(Data extracted from a collection)

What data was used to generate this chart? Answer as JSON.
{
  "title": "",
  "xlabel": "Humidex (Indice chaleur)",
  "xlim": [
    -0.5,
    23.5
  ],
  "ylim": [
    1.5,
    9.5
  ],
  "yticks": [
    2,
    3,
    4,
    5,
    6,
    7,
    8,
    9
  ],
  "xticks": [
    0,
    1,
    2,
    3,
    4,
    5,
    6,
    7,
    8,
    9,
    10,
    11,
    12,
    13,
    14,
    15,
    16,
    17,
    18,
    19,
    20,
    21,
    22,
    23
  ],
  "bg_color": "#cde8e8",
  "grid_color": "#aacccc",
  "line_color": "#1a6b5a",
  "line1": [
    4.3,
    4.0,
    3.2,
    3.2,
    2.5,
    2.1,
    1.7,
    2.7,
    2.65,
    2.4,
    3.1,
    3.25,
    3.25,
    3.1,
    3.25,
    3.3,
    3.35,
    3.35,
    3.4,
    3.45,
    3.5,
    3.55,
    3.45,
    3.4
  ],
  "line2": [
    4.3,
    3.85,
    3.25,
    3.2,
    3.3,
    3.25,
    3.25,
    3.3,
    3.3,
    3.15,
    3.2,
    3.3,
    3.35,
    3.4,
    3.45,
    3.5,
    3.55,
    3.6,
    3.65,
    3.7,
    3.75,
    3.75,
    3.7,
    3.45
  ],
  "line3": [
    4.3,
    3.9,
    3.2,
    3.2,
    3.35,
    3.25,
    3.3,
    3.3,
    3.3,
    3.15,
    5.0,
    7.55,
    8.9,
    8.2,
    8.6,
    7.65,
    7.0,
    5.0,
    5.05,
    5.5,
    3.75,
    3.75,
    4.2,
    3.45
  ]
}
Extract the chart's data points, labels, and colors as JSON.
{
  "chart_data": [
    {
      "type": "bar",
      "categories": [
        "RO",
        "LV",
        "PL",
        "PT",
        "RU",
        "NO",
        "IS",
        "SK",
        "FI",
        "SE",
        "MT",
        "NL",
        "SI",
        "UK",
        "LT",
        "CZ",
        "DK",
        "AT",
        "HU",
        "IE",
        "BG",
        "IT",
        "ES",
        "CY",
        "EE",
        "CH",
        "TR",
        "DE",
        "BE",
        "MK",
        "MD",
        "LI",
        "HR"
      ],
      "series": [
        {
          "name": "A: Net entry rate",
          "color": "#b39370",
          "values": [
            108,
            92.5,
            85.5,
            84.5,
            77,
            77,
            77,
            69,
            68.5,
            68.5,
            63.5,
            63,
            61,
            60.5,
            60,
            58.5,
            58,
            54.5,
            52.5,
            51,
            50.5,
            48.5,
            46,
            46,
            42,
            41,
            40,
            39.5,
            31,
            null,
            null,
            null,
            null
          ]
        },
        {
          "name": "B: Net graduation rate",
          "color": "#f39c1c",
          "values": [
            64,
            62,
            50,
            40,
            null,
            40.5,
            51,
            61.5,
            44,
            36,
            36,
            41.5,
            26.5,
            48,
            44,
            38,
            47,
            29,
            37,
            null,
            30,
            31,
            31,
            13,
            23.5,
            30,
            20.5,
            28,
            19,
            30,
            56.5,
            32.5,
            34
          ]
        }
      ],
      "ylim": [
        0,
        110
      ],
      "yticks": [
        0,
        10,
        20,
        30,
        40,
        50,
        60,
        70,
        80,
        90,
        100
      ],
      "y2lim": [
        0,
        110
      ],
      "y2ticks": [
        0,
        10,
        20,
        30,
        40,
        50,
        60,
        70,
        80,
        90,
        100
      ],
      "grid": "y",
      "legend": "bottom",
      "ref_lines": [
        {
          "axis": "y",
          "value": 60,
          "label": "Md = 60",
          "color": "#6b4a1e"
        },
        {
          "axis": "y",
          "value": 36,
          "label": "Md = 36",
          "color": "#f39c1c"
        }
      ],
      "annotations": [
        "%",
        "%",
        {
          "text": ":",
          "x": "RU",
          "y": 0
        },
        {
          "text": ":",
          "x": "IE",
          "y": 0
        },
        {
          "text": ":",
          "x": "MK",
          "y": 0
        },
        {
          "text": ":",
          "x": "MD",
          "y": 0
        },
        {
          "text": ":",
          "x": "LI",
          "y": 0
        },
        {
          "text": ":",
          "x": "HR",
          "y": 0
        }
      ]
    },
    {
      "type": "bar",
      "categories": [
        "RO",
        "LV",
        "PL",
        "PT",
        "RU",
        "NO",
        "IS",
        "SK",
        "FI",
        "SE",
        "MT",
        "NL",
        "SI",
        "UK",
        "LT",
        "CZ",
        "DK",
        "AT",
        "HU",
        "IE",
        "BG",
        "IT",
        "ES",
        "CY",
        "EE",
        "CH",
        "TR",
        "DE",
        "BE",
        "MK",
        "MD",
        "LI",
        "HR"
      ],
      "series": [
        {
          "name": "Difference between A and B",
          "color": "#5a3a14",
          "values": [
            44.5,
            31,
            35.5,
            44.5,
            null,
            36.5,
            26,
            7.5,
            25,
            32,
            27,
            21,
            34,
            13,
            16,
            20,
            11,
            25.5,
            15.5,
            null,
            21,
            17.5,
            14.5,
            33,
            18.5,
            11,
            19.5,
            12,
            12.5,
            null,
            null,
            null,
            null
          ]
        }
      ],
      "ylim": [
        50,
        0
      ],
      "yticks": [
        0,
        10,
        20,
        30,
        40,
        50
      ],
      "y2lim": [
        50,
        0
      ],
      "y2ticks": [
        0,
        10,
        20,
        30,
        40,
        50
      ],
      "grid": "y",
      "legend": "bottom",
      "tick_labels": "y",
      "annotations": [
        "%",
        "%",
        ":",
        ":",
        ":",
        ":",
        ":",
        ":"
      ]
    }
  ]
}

* YOUR OBJECTIVE *
Find each line holding "name". Copy it out.

* EXERCISE ANSWER *
          "name": "A: Net entry rate",
          "name": "B: Net graduation rate",
          "name": "Difference between A and B",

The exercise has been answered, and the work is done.